## Text extract
[Date Prev][Date Next][Thread Prev][Thread Next][Date Index][Thread Index]
Re: [PATCH] block/file-posix: optimize append write
From: |
Damien Le Moal |
Subject: |
Re: [PATCH] block/file-posix: optimize append write |
Date: |
Tue, 1 Oct 2024 09:20:46 +0900 |
User-agent: |
Mozilla Thunderbird |
On 9/30/24 01:03, Sam Li wrote:
> When the file-posix driver emulates append write, it holds the lock
> whenever accessing wp, which limits the IO queue depth to one.
>
> The write IO flow can be optimized to allow concurrent writes. The lock
> is held in two cases:
> 1. Assumed that the write IO succeeds, update the wp before issuing the
> write.
> 2. If the write IO fails, report that zone and use the reported value
> as the current wp.
>
> Signed-off-by: Sam Li <faithilikerun@gmail.com>
> ---
> block/file-posix.c | 33 ++++++++++++++++-----------------
> 1 file changed, 16 insertions(+), 17 deletions(-)
>
> diff --git a/block/file-posix.c b/block/file-posix.c
> index ff928b5e85..64a57fadb1 100644
> --- a/block/file-posix.c
> +++ b/block/file-posix.c
> @@ -2489,11 +2489,19 @@ static int coroutine_fn raw_co_prw(BlockDriverState
> *bs, int64_t *offset_ptr,
> #if defined(CONFIG_BLKZONED)

[Visual layout annotation data]

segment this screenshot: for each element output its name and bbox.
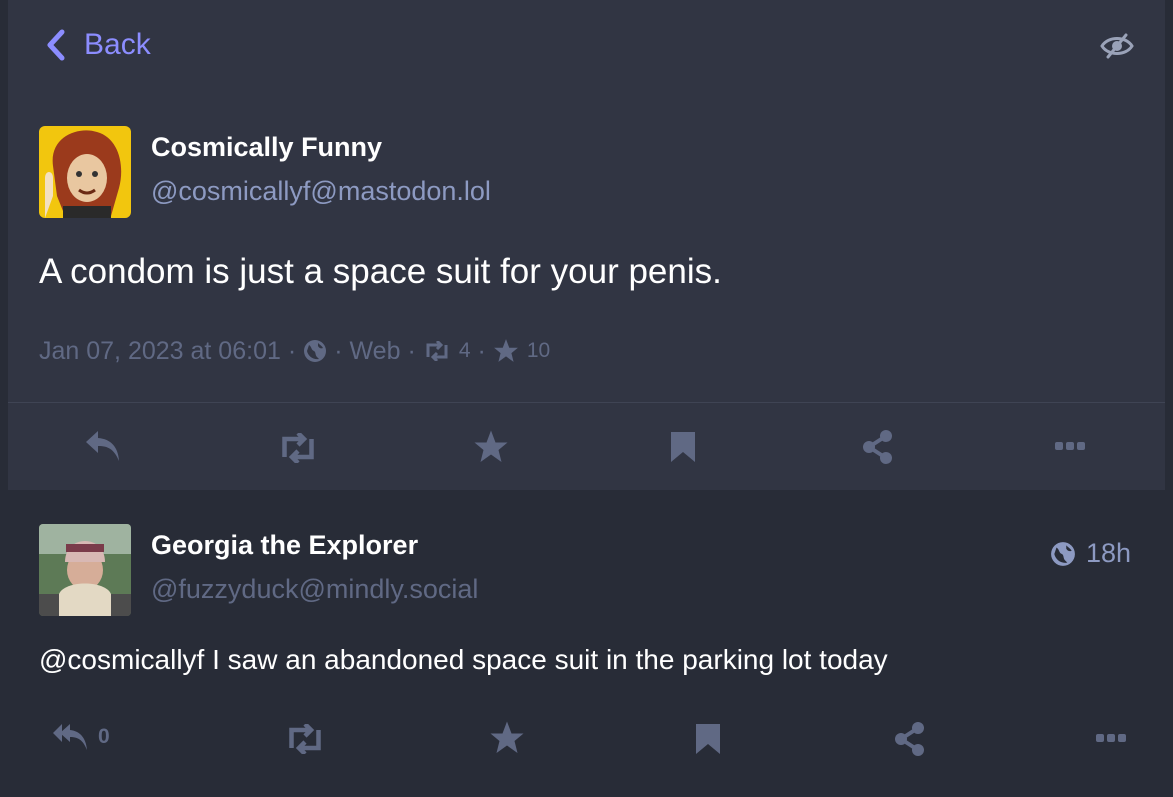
account-handle[interactable]: @cosmicallyf@mastodon.lol bbox=[151, 176, 491, 207]
bookmark-icon bbox=[671, 432, 695, 462]
reply-button[interactable] bbox=[84, 429, 122, 463]
app-frame: Back Cosmically Funny @cosmicallyf@masto… bbox=[8, 0, 1165, 797]
avatar[interactable] bbox=[39, 126, 131, 218]
boost-icon bbox=[282, 433, 314, 463]
account-handle[interactable]: @fuzzyduck@mindly.social bbox=[151, 574, 478, 605]
boost-button[interactable] bbox=[284, 724, 326, 754]
favourite-button[interactable] bbox=[473, 429, 509, 465]
more-icon bbox=[1096, 734, 1126, 742]
favourites-count[interactable]: 10 bbox=[527, 339, 550, 363]
star-icon bbox=[474, 430, 508, 462]
bookmark-icon bbox=[696, 724, 720, 754]
globe-icon bbox=[1051, 541, 1075, 566]
boost-icon bbox=[289, 724, 321, 754]
separator-dot: · bbox=[287, 336, 297, 365]
back-button[interactable]: Back bbox=[46, 24, 151, 66]
bookmark-button[interactable] bbox=[694, 722, 722, 756]
reply-all-icon bbox=[53, 724, 87, 750]
star-icon bbox=[490, 721, 524, 753]
separator-dot: · bbox=[477, 336, 486, 365]
reply-all-button[interactable]: 0 bbox=[52, 722, 110, 752]
top-bar: Back bbox=[8, 0, 1165, 90]
status-content: A condom is just a space suit for your p… bbox=[39, 252, 722, 291]
more-icon bbox=[1055, 442, 1085, 450]
boost-button[interactable] bbox=[277, 433, 319, 463]
star-icon bbox=[493, 339, 518, 362]
share-icon bbox=[895, 722, 924, 756]
chevron-left-icon bbox=[47, 29, 65, 61]
reply-status[interactable]: Georgia the Explorer @fuzzyduck@mindly.s… bbox=[8, 490, 1165, 797]
display-name[interactable]: Georgia the Explorer bbox=[151, 530, 418, 561]
action-bar bbox=[8, 402, 1165, 491]
boost-icon bbox=[426, 341, 448, 361]
separator-dot: · bbox=[407, 336, 416, 365]
more-button[interactable] bbox=[1055, 441, 1085, 451]
reply-icon bbox=[86, 431, 119, 461]
separator-dot: · bbox=[334, 336, 343, 365]
favourite-button[interactable] bbox=[489, 720, 525, 756]
status-date[interactable]: Jan 07, 2023 at 06:01 bbox=[39, 337, 281, 366]
status-application[interactable]: Web bbox=[350, 337, 401, 366]
eye-slash-icon[interactable] bbox=[1100, 33, 1134, 59]
back-label: Back bbox=[84, 28, 151, 61]
status-meta: Jan 07, 2023 at 06:01 · · Web · 4 · 10 bbox=[39, 332, 550, 370]
replies-count: 0 bbox=[98, 725, 110, 748]
share-icon bbox=[863, 430, 892, 464]
boosts-count[interactable]: 4 bbox=[459, 339, 471, 363]
share-button[interactable] bbox=[860, 429, 894, 465]
reply-content: @cosmicallyf I saw an abandoned space su… bbox=[39, 644, 888, 675]
globe-icon bbox=[304, 340, 327, 362]
bookmark-button[interactable] bbox=[669, 430, 697, 464]
share-button[interactable] bbox=[892, 721, 926, 757]
more-button[interactable] bbox=[1096, 733, 1126, 743]
reply-time[interactable]: 18h bbox=[1050, 538, 1131, 569]
avatar[interactable] bbox=[39, 524, 131, 616]
relative-time: 18h bbox=[1086, 538, 1132, 568]
display-name[interactable]: Cosmically Funny bbox=[151, 132, 382, 163]
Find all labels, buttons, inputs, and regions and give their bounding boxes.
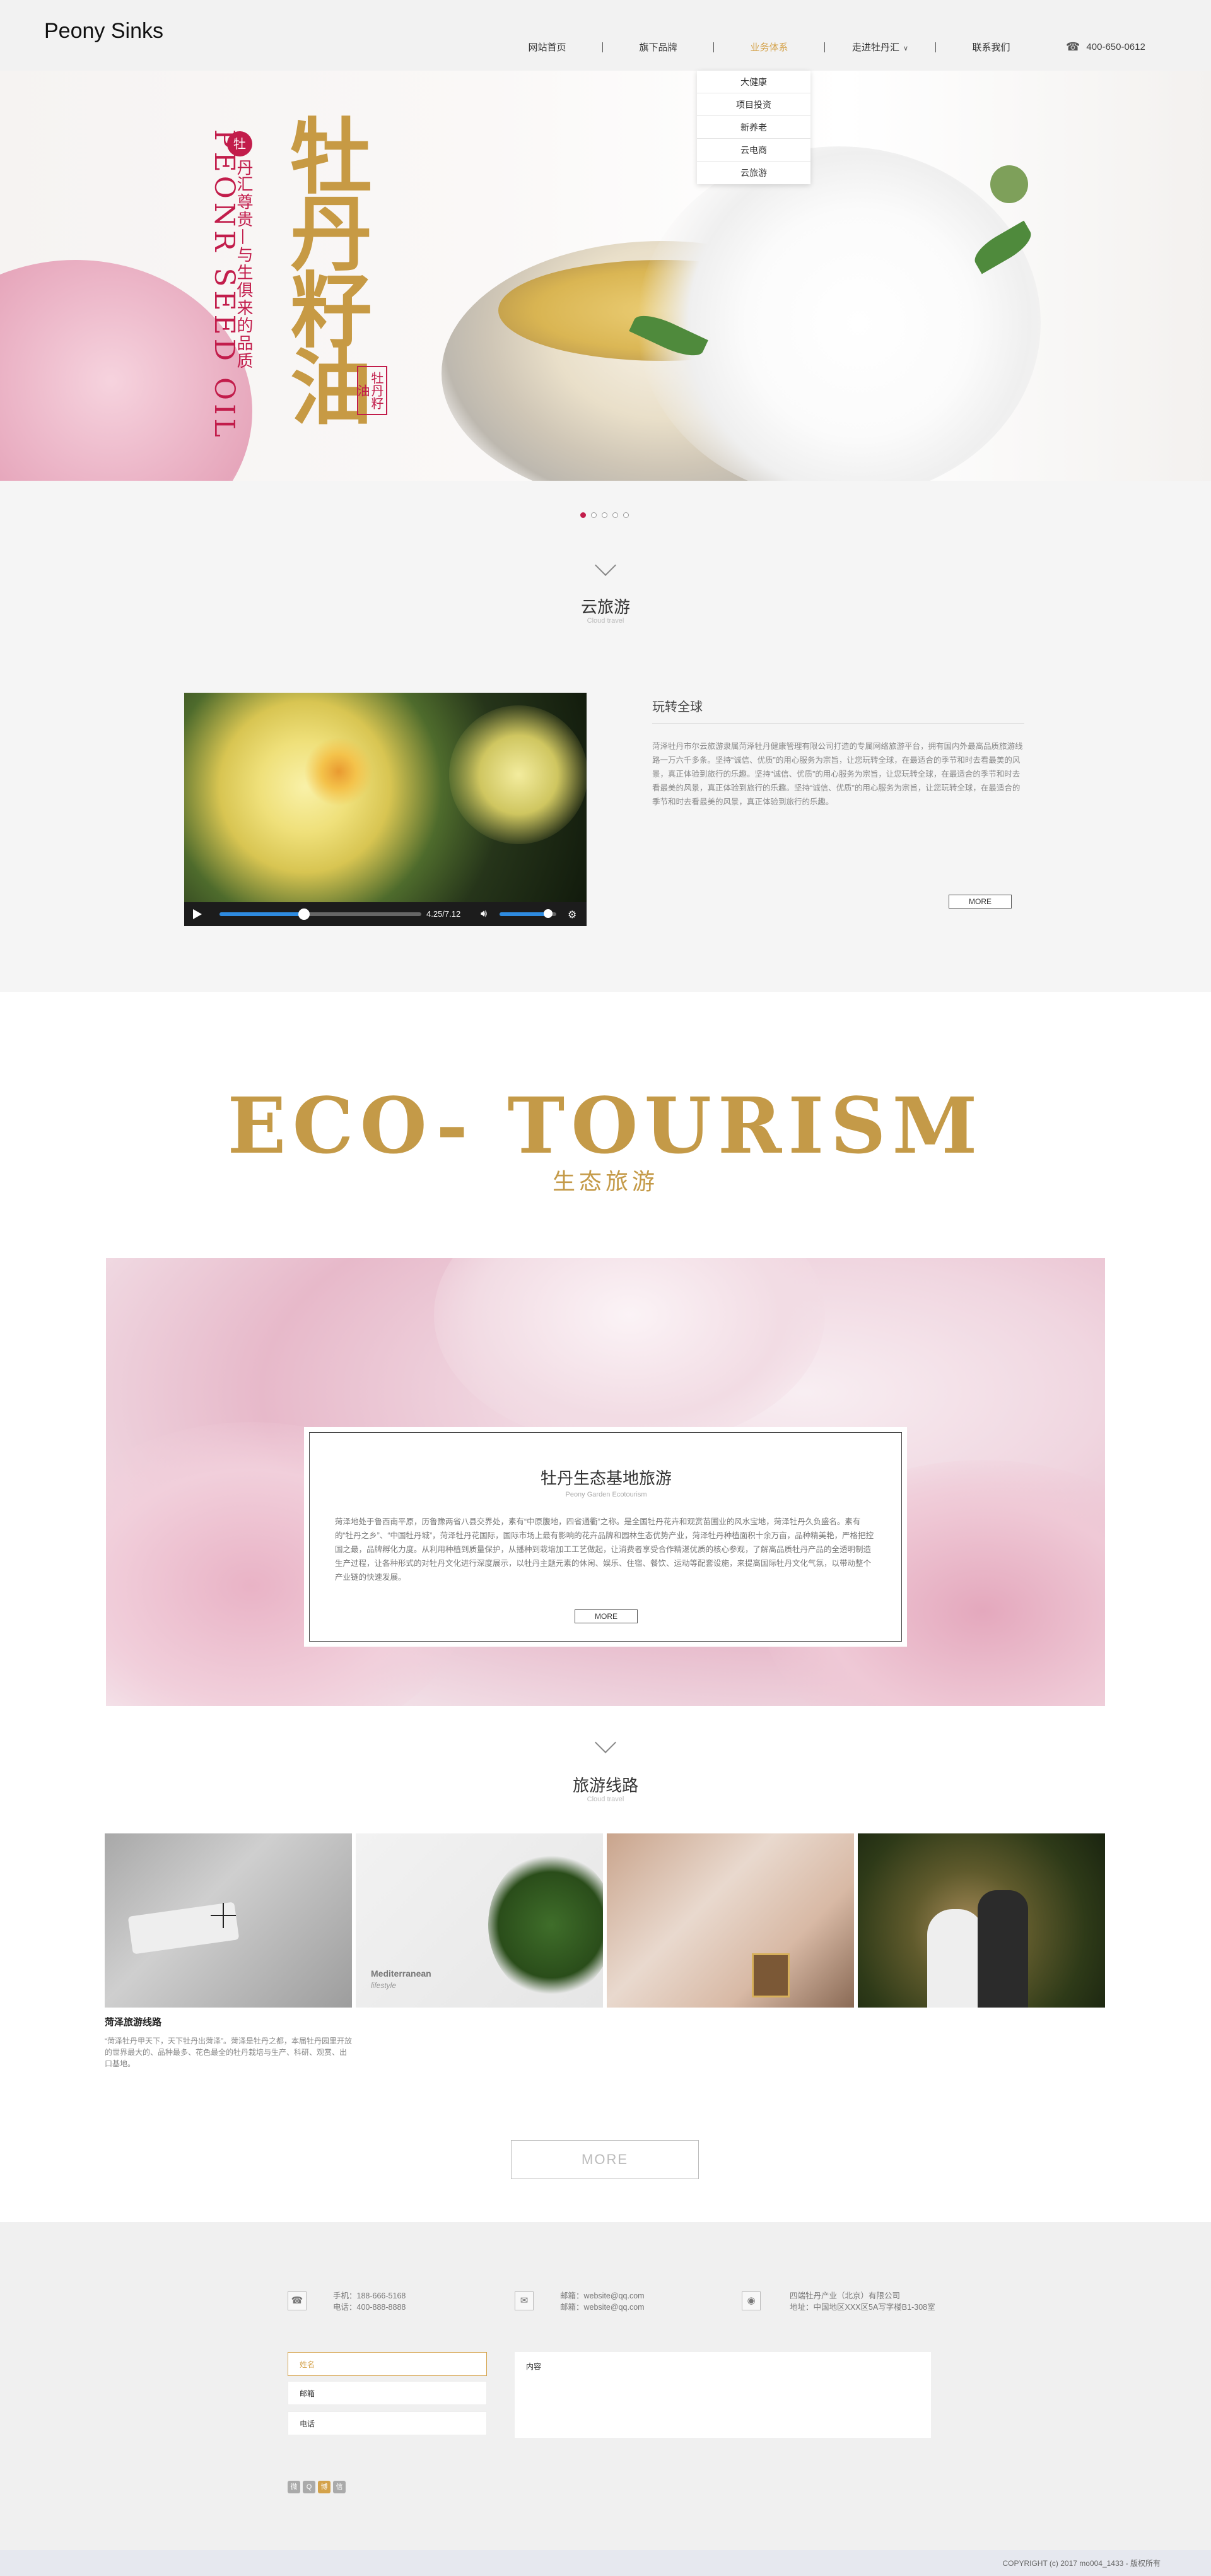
- chevron-down-icon[interactable]: [595, 555, 616, 576]
- hero-tagline: 尊贵—与生俱来的品质: [234, 193, 253, 370]
- fullscreen-icon[interactable]: ⚙: [568, 909, 576, 921]
- intro-more-button[interactable]: MORE: [949, 895, 1012, 909]
- eco-more-button[interactable]: MORE: [575, 1609, 638, 1623]
- routes-subtitle: Cloud travel: [587, 1796, 624, 1803]
- hero-brand-rest: 丹汇: [234, 159, 253, 192]
- carousel-dot[interactable]: [591, 512, 597, 518]
- contact-mobile: 手机：188-666-5168: [333, 2291, 406, 2300]
- video-progress-handle[interactable]: [298, 909, 310, 920]
- carousel-indicators: [580, 512, 629, 518]
- contact-email: 邮箱：website@qq.com 邮箱：website@qq.com: [560, 2290, 645, 2313]
- video-frame-peony-secondary: [449, 705, 587, 844]
- eco-card-subtitle: Peony Garden Ecotourism: [565, 1491, 647, 1498]
- phone-icon: ☎: [1066, 40, 1080, 53]
- petal-shape: [434, 1258, 825, 1447]
- route-caption-text: “菏泽牡丹甲天下，天下牡丹出菏泽”。菏泽是牡丹之都，本届牡丹园里开放的世界最大的…: [105, 2037, 352, 2068]
- bride-shape: [927, 1909, 984, 2008]
- carousel-dot[interactable]: [580, 512, 586, 518]
- eco-card-title: 牡丹生态基地旅游: [540, 1469, 672, 1488]
- eco-info-card: 牡丹生态基地旅游 Peony Garden Ecotourism 菏泽地处于鲁西…: [304, 1427, 907, 1647]
- card-image-text: Mediterranean: [371, 1968, 431, 1979]
- contact-email-1: 邮箱：website@qq.com: [560, 2291, 645, 2300]
- divider: [652, 723, 1024, 724]
- company-name: 四端牡丹产业（北京）有限公司: [790, 2291, 901, 2300]
- volume-icon[interactable]: 🔊︎: [481, 909, 487, 920]
- hotline: ☎ 400-650-0612: [1066, 40, 1145, 54]
- volume-handle[interactable]: [543, 909, 553, 918]
- dropdown-item-elderly-care[interactable]: 新养老: [697, 116, 810, 139]
- leaf-shape: [990, 165, 1028, 203]
- weibo-icon[interactable]: 微: [288, 2481, 300, 2493]
- nav-about-label: 走进牡丹汇: [851, 42, 899, 53]
- mail-icon: ✉: [515, 2291, 534, 2310]
- play-icon[interactable]: [193, 909, 202, 919]
- dropdown-item-cloud-travel[interactable]: 云旅游: [697, 162, 810, 184]
- contact-tel: 电话：400-888-8888: [333, 2303, 406, 2312]
- cloud-travel-title: 云旅游: [580, 597, 630, 616]
- company-address: 地址：中国地区XXX区5A写字楼B1-308室: [790, 2303, 935, 2312]
- email-field[interactable]: 邮箱: [288, 2381, 487, 2405]
- site-header: Peony Sinks 网站首页 旗下品牌 业务体系 走进牡丹汇 ∨ 联系我们 ☎…: [0, 0, 1211, 71]
- video-frame-flower-center: [304, 737, 373, 806]
- route-card-4[interactable]: [858, 1833, 1105, 2008]
- phone-icon: ☎: [288, 2291, 307, 2310]
- nav-contact[interactable]: 联系我们: [936, 40, 1046, 54]
- contact-email-2: 邮箱：website@qq.com: [560, 2303, 645, 2312]
- business-dropdown: 大健康 项目投资 新养老 云电商 云旅游: [697, 71, 810, 184]
- card-image-subtext: lifestyle: [371, 1981, 397, 1990]
- volume-slider[interactable]: [500, 909, 556, 918]
- phone-field[interactable]: 电话: [288, 2411, 487, 2435]
- dropdown-item-investment[interactable]: 项目投资: [697, 93, 810, 116]
- carousel-dot[interactable]: [602, 512, 607, 518]
- intro-text: 菏泽牡丹市尔云旅游隶属菏泽牡丹健康管理有限公司打造的专属网络旅游平台，拥有国内外…: [652, 742, 1023, 806]
- hotline-number: 400-650-0612: [1086, 42, 1145, 52]
- plus-icon[interactable]: [211, 1903, 236, 1928]
- wechat-icon[interactable]: 信: [333, 2481, 346, 2493]
- video-player[interactable]: 4.25/7.12 🔊︎ ⚙: [184, 693, 587, 926]
- contact-company: 四端牡丹产业（北京）有限公司 地址：中国地区XXX区5A写字楼B1-308室: [790, 2290, 935, 2313]
- route-card-1[interactable]: [105, 1833, 352, 2008]
- white-peony-image: [637, 146, 1041, 481]
- dropdown-item-ecommerce[interactable]: 云电商: [697, 139, 810, 162]
- routes-more-button[interactable]: MORE: [511, 2140, 699, 2179]
- contact-phone: 手机：188-666-5168 电话：400-888-8888: [333, 2290, 406, 2313]
- eco-heading: ECO- TOURISM: [227, 1080, 984, 1171]
- route-card-3[interactable]: [607, 1833, 854, 2008]
- video-time: 4.25/7.12: [426, 909, 461, 919]
- route-caption-title: 菏泽旅游线路: [105, 2017, 162, 2028]
- main-nav: 网站首页 旗下品牌 业务体系 走进牡丹汇 ∨ 联系我们: [492, 40, 1046, 54]
- intro-title: 玩转全球: [652, 700, 703, 714]
- dropdown-item-health[interactable]: 大健康: [697, 71, 810, 93]
- eco-subheading: 生态旅游: [552, 1168, 658, 1194]
- qq-icon[interactable]: Q: [303, 2481, 315, 2493]
- nav-business[interactable]: 业务体系: [714, 40, 824, 54]
- watch-shape: [752, 1953, 790, 1997]
- hero-banner[interactable]: [0, 71, 1211, 481]
- nav-brands[interactable]: 旗下品牌: [603, 40, 713, 54]
- copyright: COPYRIGHT (c) 2017 mo004_1433 - 版权所有: [1002, 2559, 1161, 2568]
- eco-card-text: 菏泽地处于鲁西南平原，历鲁豫两省八县交界处，素有“中原腹地，四省通衢”之称。是全…: [335, 1517, 874, 1582]
- nav-about[interactable]: 走进牡丹汇 ∨: [825, 40, 935, 54]
- eco-card-frame: 牡丹生态基地旅游 Peony Garden Ecotourism 菏泽地处于鲁西…: [309, 1432, 902, 1642]
- site-logo[interactable]: Peony Sinks: [44, 19, 163, 44]
- routes-title: 旅游线路: [572, 1776, 638, 1795]
- message-textarea[interactable]: 内容: [515, 2352, 931, 2438]
- location-icon: ◉: [742, 2291, 761, 2310]
- chevron-down-icon: ∨: [903, 45, 909, 52]
- carousel-dot[interactable]: [612, 512, 618, 518]
- cloud-travel-subtitle: Cloud travel: [587, 617, 624, 625]
- route-card-2[interactable]: Mediterranean lifestyle: [356, 1833, 603, 2008]
- video-progress-fill: [219, 912, 305, 916]
- name-field[interactable]: 姓名: [288, 2352, 487, 2376]
- video-controls: 4.25/7.12 🔊︎ ⚙: [184, 902, 587, 926]
- plant-leaves: [488, 1852, 603, 1997]
- blog-icon[interactable]: 博: [318, 2481, 331, 2493]
- volume-fill: [500, 912, 548, 916]
- video-progress-bar[interactable]: [219, 909, 421, 920]
- carousel-dot[interactable]: [623, 512, 629, 518]
- hero-brand-badge: 牡: [227, 131, 252, 156]
- groom-shape: [978, 1890, 1028, 2008]
- nav-home[interactable]: 网站首页: [492, 40, 602, 54]
- hero-seal-stamp: 牡丹籽油: [355, 366, 387, 415]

## Task goal
Reproduce word for word the passage of the patch discussion above, starting with "[Date Prev][Date Next][Thread" and going on through "depth to one.".

## Output
[Date Prev][Date Next][Thread Prev][Thread Next][Date Index][Thread Index]
Re: [PATCH] block/file-posix: optimize append write
From: |
Damien Le Moal |
Subject: |
Re: [PATCH] block/file-posix: optimize append write |
Date: |
Tue, 1 Oct 2024 09:20:46 +0900 |
User-agent: |
Mozilla Thunderbird |
On 9/30/24 01:03, Sam Li wrote:
> When the file-posix driver emulates append write, it holds the lock
> whenever accessing wp, which limits the IO queue depth to one.